| RECORDS TO PROCESS |
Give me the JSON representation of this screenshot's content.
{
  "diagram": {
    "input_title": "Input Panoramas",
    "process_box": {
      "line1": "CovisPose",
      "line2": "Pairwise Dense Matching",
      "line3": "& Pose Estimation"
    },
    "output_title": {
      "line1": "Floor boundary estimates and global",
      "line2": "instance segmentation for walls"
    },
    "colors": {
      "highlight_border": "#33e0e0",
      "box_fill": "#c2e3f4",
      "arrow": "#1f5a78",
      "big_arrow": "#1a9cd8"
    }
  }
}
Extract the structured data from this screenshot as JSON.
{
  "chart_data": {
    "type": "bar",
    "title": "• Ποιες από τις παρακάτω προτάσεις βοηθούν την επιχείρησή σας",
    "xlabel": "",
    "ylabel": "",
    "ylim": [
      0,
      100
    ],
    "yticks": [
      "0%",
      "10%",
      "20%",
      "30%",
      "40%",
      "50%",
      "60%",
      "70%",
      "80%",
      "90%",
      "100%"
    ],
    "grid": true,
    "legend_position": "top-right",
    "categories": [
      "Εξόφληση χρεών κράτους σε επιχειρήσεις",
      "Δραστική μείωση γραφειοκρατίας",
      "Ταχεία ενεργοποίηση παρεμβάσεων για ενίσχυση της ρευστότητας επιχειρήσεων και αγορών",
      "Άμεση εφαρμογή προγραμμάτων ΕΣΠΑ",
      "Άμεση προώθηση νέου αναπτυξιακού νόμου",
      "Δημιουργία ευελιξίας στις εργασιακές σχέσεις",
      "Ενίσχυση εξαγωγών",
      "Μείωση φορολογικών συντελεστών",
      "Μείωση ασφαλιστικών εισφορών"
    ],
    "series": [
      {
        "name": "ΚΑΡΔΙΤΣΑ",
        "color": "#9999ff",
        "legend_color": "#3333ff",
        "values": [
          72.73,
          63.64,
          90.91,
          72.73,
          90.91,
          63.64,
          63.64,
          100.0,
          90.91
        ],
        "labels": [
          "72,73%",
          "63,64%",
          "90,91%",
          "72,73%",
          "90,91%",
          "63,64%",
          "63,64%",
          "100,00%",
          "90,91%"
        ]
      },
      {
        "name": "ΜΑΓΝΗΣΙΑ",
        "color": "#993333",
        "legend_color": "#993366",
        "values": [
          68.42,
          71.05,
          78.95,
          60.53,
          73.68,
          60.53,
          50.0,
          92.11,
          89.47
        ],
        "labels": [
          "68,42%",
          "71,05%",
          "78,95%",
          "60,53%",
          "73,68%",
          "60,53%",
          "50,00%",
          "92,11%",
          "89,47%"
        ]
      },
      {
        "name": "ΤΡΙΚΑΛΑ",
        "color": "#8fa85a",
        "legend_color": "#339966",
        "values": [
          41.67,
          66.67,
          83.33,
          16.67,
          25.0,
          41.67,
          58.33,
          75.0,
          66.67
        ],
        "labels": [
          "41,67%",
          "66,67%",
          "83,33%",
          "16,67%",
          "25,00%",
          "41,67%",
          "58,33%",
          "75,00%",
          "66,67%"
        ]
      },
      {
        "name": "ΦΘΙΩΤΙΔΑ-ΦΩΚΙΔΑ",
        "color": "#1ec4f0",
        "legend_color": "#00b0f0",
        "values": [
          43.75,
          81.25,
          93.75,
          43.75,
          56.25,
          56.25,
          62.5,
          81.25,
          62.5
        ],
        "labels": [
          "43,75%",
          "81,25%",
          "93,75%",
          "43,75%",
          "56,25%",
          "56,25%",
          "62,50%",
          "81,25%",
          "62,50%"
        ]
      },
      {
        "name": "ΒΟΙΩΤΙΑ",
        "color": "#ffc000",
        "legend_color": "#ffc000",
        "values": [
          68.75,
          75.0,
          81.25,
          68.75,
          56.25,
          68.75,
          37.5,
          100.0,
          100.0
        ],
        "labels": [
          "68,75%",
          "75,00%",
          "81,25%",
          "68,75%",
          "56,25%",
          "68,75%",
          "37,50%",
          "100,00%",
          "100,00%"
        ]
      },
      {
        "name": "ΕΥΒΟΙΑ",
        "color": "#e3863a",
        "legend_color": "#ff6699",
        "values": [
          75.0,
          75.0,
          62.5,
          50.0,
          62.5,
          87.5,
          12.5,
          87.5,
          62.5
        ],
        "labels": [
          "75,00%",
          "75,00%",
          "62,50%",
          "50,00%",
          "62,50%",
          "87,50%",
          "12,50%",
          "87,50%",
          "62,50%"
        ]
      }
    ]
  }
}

| SHORT EXERCISE |
Please set down each line of the records exactly as given.

| FINAL RESULT |
Give me the JSON representation of this screenshot's content.
{
  "diagram": {
    "input_title": "Input Panoramas",
    "process_box": {
      "line1": "CovisPose",
      "line2": "Pairwise Dense Matching",
      "line3": "& Pose Estimation"
    },
    "output_title": {
      "line1": "Floor boundary estimates and global",
      "line2": "instance segmentation for walls"
    },
    "colors": {
      "highlight_border": "#33e0e0",
      "box_fill": "#c2e3f4",
      "arrow": "#1f5a78",
      "big_arrow": "#1a9cd8"
    }
  }
}
Extract the structured data from this screenshot as JSON.
{
  "chart_data": {
    "type": "bar",
    "title": "• Ποιες από τις παρακάτω προτάσεις βοηθούν την επιχείρησή σας",
    "xlabel": "",
    "ylabel": "",
    "ylim": [
      0,
      100
    ],
    "yticks": [
      "0%",
      "10%",
      "20%",
      "30%",
      "40%",
      "50%",
      "60%",
      "70%",
      "80%",
      "90%",
      "100%"
    ],
    "grid": true,
    "legend_position": "top-right",
    "categories": [
      "Εξόφληση χρεών κράτους σε επιχειρήσεις",
      "Δραστική μείωση γραφειοκρατίας",
      "Ταχεία ενεργοποίηση παρεμβάσεων για ενίσχυση της ρευστότητας επιχειρήσεων και αγορών",
      "Άμεση εφαρμογή προγραμμάτων ΕΣΠΑ",
      "Άμεση προώθηση νέου αναπτυξιακού νόμου",
      "Δημιουργία ευελιξίας στις εργασιακές σχέσεις",
      "Ενίσχυση εξαγωγών",
      "Μείωση φορολογικών συντελεστών",
      "Μείωση ασφαλιστικών εισφορών"
    ],
    "series": [
      {
        "name": "ΚΑΡΔΙΤΣΑ",
        "color": "#9999ff",
        "legend_color": "#3333ff",
        "values": [
          72.73,
          63.64,
          90.91,
          72.73,
          90.91,
          63.64,
          63.64,
          100.0,
          90.91
        ],
        "labels": [
          "72,73%",
          "63,64%",
          "90,91%",
          "72,73%",
          "90,91%",
          "63,64%",
          "63,64%",
          "100,00%",
          "90,91%"
        ]
      },
      {
        "name": "ΜΑΓΝΗΣΙΑ",
        "color": "#993333",
        "legend_color": "#993366",
        "values": [
          68.42,
          71.05,
          78.95,
          60.53,
          73.68,
          60.53,
          50.0,
          92.11,
          89.47
        ],
        "labels": [
          "68,42%",
          "71,05%",
          "78,95%",
          "60,53%",
          "73,68%",
          "60,53%",
          "50,00%",
          "92,11%",
          "89,47%"
        ]
      },
      {
        "name": "ΤΡΙΚΑΛΑ",
        "color": "#8fa85a",
        "legend_color": "#339966",
        "values": [
          41.67,
          66.67,
          83.33,
          16.67,
          25.0,
          41.67,
          58.33,
          75.0,
          66.67
        ],
        "labels": [
          "41,67%",
          "66,67%",
          "83,33%",
          "16,67%",
          "25,00%",
          "41,67%",
          "58,33%",
          "75,00%",
          "66,67%"
        ]
      },
      {
        "name": "ΦΘΙΩΤΙΔΑ-ΦΩΚΙΔΑ",
        "color": "#1ec4f0",
        "legend_color": "#00b0f0",
        "values": [
          43.75,
          81.25,
          93.75,
          43.75,
          56.25,
          56.25,
          62.5,
          81.25,
          62.5
        ],
        "labels": [
          "43,75%",
          "81,25%",
          "93,75%",
          "43,75%",
          "56,25%",
          "56,25%",
          "62,50%",
          "81,25%",
          "62,50%"
        ]
      },
      {
        "name": "ΒΟΙΩΤΙΑ",
        "color": "#ffc000",
        "legend_color": "#ffc000",
        "values": [
          68.75,
          75.0,
          81.25,
          68.75,
          56.25,
          68.75,
          37.5,
          100.0,
          100.0
        ],
        "labels": [
          "68,75%",
          "75,00%",
          "81,25%",
          "68,75%",
          "56,25%",
          "68,75%",
          "37,50%",
          "100,00%",
          "100,00%"
        ]
      },
      {
        "name": "ΕΥΒΟΙΑ",
        "color": "#e3863a",
        "legend_color": "#ff6699",
        "values": [
          75.0,
          75.0,
          62.5,
          50.0,
          62.5,
          87.5,
          12.5,
          87.5,
          62.5
        ],
        "labels": [
          "75,00%",
          "75,00%",
          "62,50%",
          "50,00%",
          "62,50%",
          "87,50%",
          "12,50%",
          "87,50%",
          "62,50%"
        ]
      }
    ]
  }
}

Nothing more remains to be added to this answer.